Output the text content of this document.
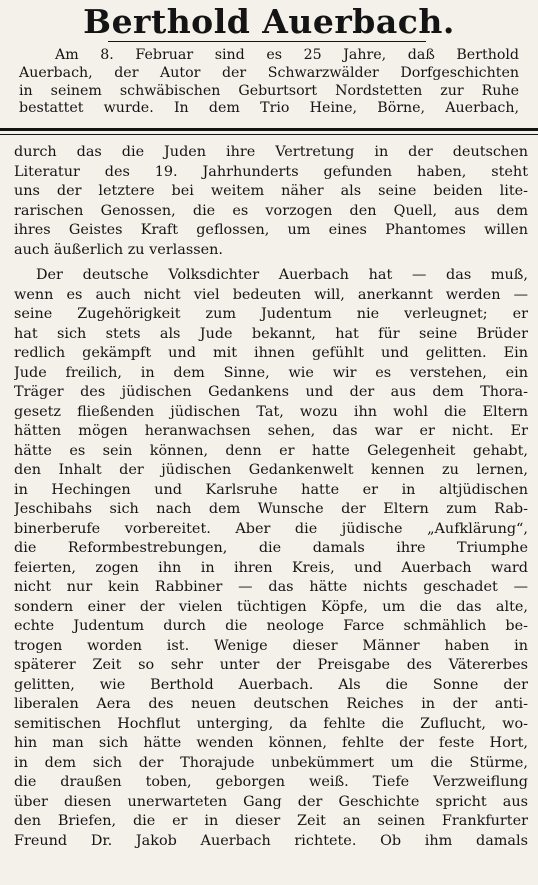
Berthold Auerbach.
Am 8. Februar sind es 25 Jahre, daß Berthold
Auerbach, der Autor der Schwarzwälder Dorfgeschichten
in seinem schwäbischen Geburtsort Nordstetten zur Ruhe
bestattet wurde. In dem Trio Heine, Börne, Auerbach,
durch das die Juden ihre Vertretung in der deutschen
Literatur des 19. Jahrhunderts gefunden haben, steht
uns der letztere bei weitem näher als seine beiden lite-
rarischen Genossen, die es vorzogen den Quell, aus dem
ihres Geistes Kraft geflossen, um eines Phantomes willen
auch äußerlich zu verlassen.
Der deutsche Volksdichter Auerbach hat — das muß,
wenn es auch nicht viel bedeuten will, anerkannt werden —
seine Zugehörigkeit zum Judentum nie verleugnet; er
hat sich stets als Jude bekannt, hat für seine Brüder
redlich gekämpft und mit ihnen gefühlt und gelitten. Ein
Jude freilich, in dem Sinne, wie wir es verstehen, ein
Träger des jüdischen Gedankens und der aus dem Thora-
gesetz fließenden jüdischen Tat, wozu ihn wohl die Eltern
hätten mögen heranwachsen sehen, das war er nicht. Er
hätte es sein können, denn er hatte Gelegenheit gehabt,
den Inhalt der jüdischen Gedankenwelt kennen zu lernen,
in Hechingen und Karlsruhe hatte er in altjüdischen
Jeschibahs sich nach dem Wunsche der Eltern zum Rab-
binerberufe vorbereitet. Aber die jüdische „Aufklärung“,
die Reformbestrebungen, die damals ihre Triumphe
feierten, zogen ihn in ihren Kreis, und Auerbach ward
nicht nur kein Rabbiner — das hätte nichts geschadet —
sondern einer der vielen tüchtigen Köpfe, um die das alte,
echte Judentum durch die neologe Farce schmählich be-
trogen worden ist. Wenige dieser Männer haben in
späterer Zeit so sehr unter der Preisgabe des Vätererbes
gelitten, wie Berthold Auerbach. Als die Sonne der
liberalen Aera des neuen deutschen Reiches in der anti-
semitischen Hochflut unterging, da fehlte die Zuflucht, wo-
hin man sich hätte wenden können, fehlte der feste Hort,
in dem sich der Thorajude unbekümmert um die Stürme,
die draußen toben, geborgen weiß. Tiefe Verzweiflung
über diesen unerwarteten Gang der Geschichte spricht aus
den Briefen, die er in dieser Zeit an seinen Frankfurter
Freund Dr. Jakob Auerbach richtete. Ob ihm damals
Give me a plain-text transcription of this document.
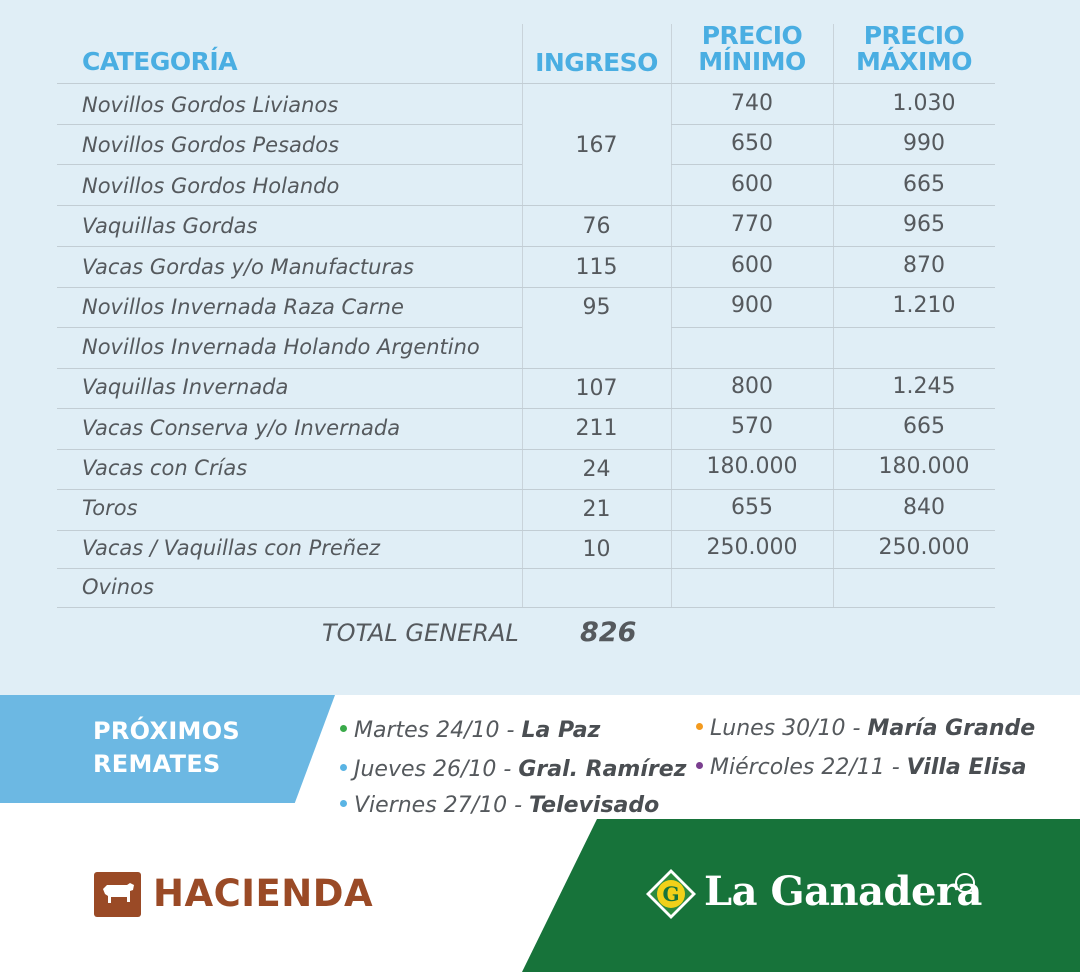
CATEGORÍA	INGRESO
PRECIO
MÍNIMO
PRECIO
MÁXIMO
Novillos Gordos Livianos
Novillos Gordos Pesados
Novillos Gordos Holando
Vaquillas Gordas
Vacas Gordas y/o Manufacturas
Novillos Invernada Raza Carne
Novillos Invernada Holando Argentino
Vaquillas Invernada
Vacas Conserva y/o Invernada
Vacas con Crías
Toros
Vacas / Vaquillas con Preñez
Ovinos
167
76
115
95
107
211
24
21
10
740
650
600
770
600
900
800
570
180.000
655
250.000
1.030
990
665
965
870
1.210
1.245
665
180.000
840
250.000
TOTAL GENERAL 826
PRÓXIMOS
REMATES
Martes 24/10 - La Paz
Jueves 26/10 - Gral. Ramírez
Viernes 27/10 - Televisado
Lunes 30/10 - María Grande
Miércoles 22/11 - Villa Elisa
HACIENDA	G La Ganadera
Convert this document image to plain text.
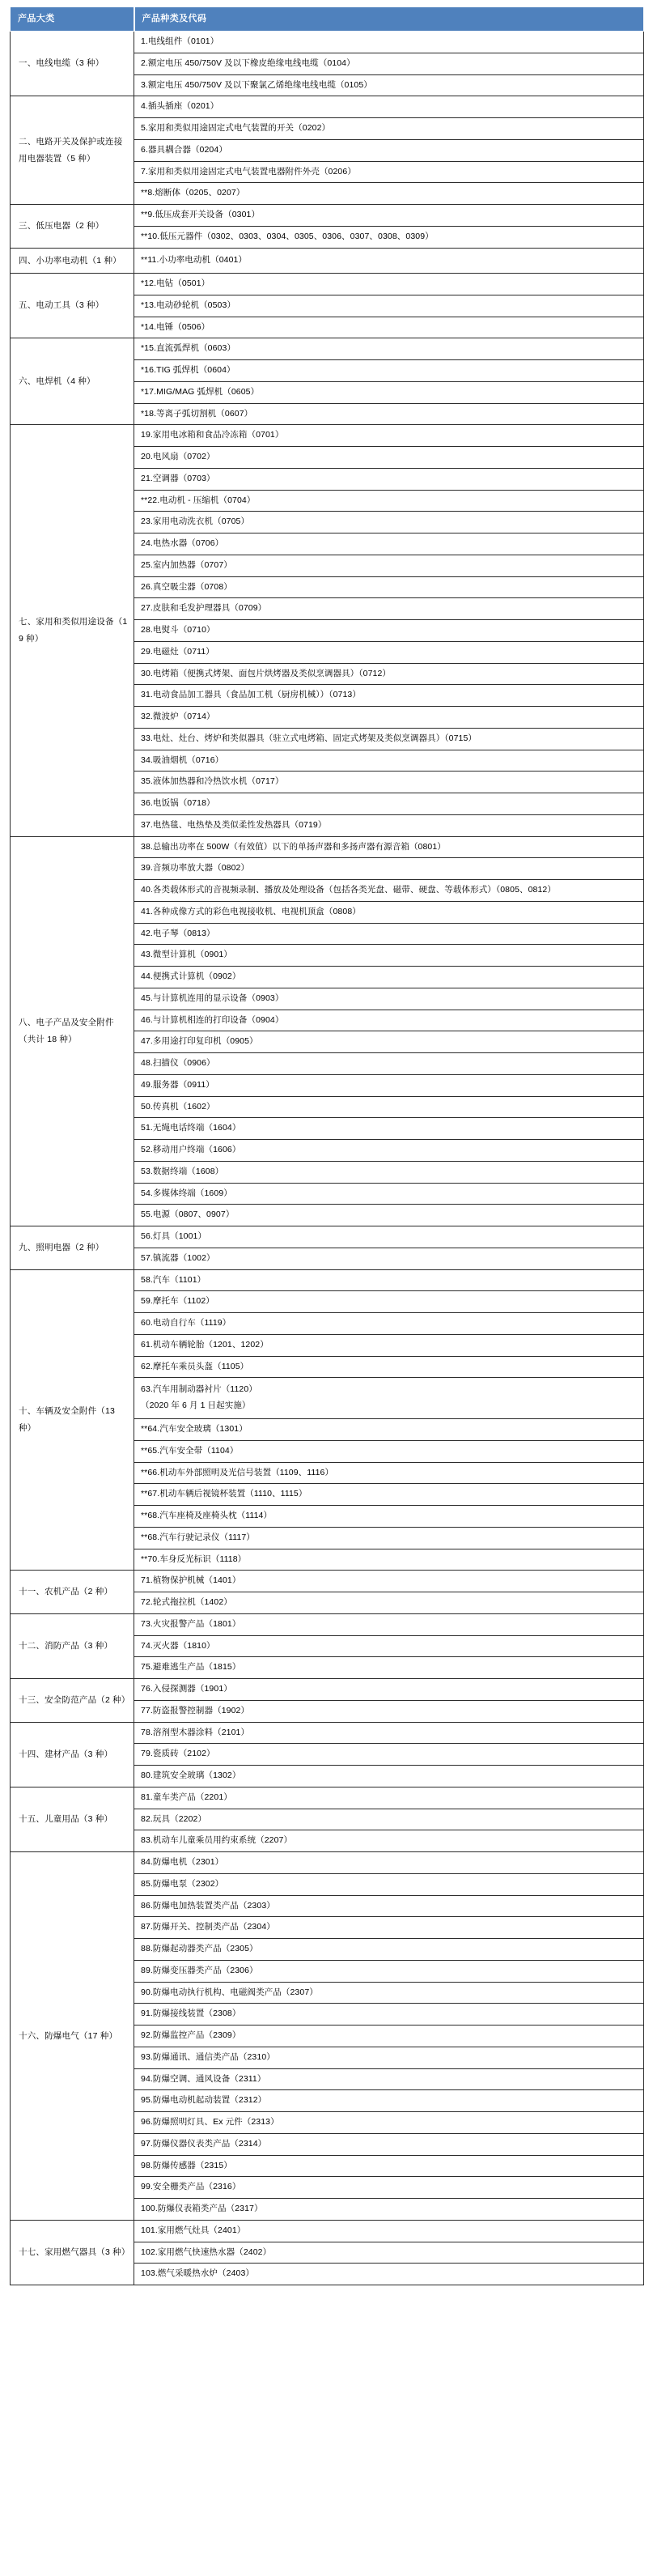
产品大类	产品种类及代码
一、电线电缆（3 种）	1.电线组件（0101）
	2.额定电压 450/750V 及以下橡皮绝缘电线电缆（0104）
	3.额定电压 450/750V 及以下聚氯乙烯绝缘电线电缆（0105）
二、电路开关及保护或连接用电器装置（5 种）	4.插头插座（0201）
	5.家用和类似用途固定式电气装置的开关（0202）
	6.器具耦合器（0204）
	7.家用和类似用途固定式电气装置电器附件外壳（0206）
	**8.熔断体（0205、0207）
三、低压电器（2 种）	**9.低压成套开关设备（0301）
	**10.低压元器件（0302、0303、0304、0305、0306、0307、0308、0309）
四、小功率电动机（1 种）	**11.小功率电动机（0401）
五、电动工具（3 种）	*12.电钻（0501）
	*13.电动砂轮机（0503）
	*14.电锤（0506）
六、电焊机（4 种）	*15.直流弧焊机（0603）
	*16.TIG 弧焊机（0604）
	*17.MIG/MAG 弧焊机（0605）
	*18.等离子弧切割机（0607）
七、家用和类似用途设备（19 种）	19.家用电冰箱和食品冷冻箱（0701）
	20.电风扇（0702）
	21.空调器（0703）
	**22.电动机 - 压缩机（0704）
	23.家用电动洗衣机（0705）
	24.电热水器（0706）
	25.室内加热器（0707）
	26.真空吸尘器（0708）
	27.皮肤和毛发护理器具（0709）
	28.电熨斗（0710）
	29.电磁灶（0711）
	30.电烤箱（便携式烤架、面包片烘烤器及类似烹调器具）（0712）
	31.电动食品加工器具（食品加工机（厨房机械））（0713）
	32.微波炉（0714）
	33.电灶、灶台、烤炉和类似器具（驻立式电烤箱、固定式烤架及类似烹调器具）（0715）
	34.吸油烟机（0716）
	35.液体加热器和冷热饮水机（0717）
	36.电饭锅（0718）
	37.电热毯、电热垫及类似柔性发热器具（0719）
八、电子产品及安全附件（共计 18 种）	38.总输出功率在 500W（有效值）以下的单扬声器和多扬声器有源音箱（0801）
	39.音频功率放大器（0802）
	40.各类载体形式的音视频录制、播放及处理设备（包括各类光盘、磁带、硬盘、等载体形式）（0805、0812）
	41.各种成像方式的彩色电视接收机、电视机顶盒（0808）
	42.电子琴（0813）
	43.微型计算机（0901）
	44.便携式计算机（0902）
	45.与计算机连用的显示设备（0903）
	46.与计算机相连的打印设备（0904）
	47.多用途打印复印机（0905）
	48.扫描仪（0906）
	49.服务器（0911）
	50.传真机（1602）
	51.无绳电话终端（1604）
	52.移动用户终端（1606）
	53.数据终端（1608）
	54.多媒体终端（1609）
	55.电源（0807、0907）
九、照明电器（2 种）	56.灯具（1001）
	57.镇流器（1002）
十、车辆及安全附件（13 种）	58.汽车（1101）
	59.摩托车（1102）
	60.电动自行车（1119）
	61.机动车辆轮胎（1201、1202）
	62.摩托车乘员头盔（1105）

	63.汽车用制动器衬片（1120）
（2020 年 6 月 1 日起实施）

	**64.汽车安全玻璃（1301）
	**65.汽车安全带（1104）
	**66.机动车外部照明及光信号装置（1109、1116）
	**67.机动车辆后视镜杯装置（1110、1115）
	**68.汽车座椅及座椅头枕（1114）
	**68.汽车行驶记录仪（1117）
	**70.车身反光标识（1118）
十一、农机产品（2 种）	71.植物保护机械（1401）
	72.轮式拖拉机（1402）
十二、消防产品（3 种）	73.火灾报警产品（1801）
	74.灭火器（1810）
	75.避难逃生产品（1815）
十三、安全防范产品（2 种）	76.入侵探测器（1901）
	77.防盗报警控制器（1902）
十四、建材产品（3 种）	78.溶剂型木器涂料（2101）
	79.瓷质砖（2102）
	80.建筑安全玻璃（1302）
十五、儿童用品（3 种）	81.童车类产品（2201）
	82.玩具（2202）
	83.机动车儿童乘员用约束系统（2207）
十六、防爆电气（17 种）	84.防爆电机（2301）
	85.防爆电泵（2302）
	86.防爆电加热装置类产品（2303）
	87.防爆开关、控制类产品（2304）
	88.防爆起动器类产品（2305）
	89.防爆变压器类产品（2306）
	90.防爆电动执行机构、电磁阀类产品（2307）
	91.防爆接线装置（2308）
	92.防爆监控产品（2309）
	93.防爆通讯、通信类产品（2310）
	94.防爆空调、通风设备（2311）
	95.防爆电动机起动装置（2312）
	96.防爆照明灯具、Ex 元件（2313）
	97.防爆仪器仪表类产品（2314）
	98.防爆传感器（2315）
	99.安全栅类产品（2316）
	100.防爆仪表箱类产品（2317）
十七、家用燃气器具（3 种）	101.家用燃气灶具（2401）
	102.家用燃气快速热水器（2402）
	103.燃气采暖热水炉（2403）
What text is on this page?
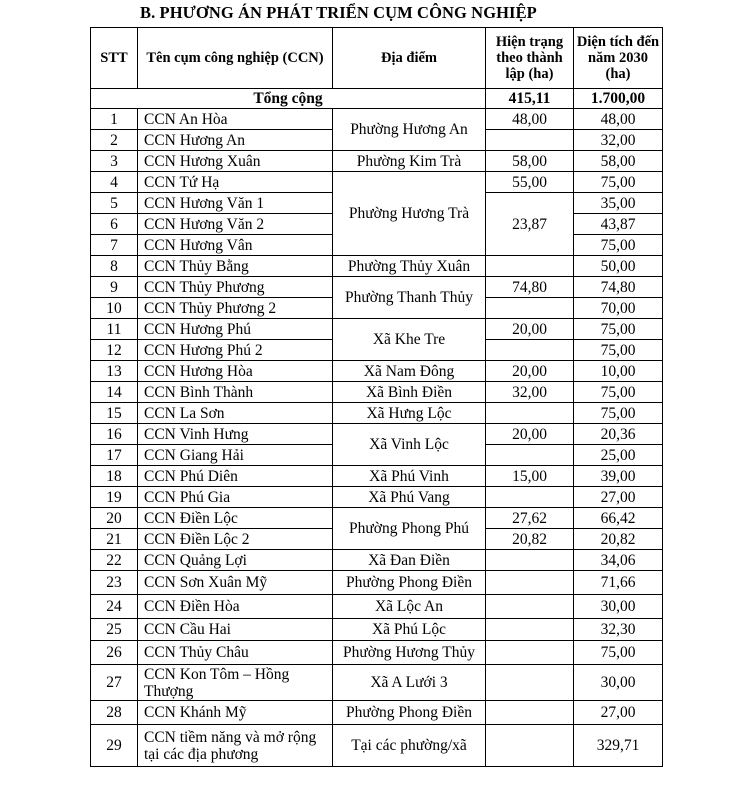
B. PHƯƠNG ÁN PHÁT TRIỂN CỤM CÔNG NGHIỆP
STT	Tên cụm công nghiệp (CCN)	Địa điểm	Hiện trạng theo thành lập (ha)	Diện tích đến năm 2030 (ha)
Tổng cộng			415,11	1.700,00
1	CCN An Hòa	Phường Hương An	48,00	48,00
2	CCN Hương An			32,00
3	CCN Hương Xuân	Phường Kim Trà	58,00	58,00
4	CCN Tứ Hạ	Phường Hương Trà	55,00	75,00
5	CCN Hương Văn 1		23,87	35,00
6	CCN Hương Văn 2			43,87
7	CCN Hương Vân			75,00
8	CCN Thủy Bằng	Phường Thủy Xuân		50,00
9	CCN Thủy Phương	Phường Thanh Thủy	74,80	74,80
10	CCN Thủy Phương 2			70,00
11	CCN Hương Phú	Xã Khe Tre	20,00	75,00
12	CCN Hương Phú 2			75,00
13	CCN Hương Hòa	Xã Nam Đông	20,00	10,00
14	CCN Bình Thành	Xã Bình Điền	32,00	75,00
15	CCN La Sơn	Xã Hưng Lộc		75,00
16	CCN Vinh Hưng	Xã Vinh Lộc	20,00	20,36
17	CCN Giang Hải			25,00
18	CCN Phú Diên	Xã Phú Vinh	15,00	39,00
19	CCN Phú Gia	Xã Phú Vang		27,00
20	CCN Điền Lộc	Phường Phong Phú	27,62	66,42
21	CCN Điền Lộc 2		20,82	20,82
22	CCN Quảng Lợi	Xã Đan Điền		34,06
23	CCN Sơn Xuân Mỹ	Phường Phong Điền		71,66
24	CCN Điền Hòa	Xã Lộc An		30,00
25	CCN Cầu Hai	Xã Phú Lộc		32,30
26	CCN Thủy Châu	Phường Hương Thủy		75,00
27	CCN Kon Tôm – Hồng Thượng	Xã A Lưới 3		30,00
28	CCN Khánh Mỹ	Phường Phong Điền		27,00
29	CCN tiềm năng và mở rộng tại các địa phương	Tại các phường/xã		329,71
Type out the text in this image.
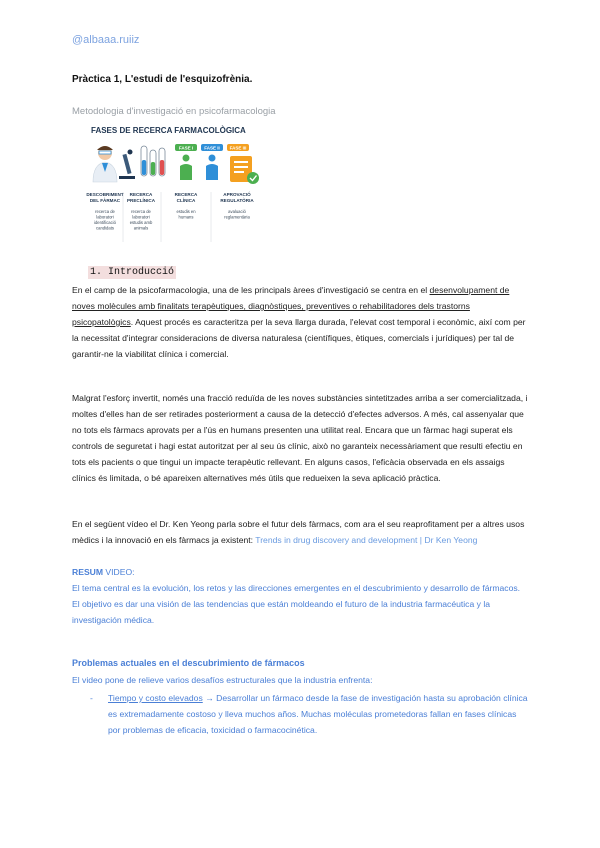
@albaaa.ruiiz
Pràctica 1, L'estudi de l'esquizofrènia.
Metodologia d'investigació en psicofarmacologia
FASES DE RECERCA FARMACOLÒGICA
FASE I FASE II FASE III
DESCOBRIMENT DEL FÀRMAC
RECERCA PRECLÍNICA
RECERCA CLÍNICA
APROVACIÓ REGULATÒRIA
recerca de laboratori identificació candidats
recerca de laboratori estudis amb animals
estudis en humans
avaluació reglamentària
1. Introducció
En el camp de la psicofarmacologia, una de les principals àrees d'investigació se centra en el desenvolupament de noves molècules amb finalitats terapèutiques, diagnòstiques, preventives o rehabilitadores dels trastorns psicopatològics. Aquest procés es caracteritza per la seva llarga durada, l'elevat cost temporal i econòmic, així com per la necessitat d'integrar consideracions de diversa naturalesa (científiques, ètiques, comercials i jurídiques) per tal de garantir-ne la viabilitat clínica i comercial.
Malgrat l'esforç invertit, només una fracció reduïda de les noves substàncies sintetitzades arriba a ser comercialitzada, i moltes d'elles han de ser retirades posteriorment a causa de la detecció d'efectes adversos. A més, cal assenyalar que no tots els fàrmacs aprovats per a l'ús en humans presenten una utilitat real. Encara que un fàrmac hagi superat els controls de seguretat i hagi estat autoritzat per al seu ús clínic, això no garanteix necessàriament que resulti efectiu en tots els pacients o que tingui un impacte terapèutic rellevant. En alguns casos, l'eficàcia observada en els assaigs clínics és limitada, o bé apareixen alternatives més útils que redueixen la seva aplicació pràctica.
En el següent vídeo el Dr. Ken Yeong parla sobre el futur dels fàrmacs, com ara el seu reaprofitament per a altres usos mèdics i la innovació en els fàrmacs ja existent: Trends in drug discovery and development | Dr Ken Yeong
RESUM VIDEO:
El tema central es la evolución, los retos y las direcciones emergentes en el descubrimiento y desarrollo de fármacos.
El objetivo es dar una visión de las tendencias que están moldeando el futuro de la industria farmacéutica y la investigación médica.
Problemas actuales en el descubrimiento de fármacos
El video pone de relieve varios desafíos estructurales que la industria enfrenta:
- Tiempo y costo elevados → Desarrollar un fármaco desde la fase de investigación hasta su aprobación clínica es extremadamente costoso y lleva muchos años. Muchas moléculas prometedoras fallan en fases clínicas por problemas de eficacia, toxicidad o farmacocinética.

- WRITTEN REQUEST -
Pull out all lines from the entries above that include the word "industria".

- REPLY -
El objetivo es dar una visión de las tendencias que están moldeando el futuro de la industria farmacéutica y la investigación médica.
El video pone de relieve varios desafíos estructurales que la industria enfrenta:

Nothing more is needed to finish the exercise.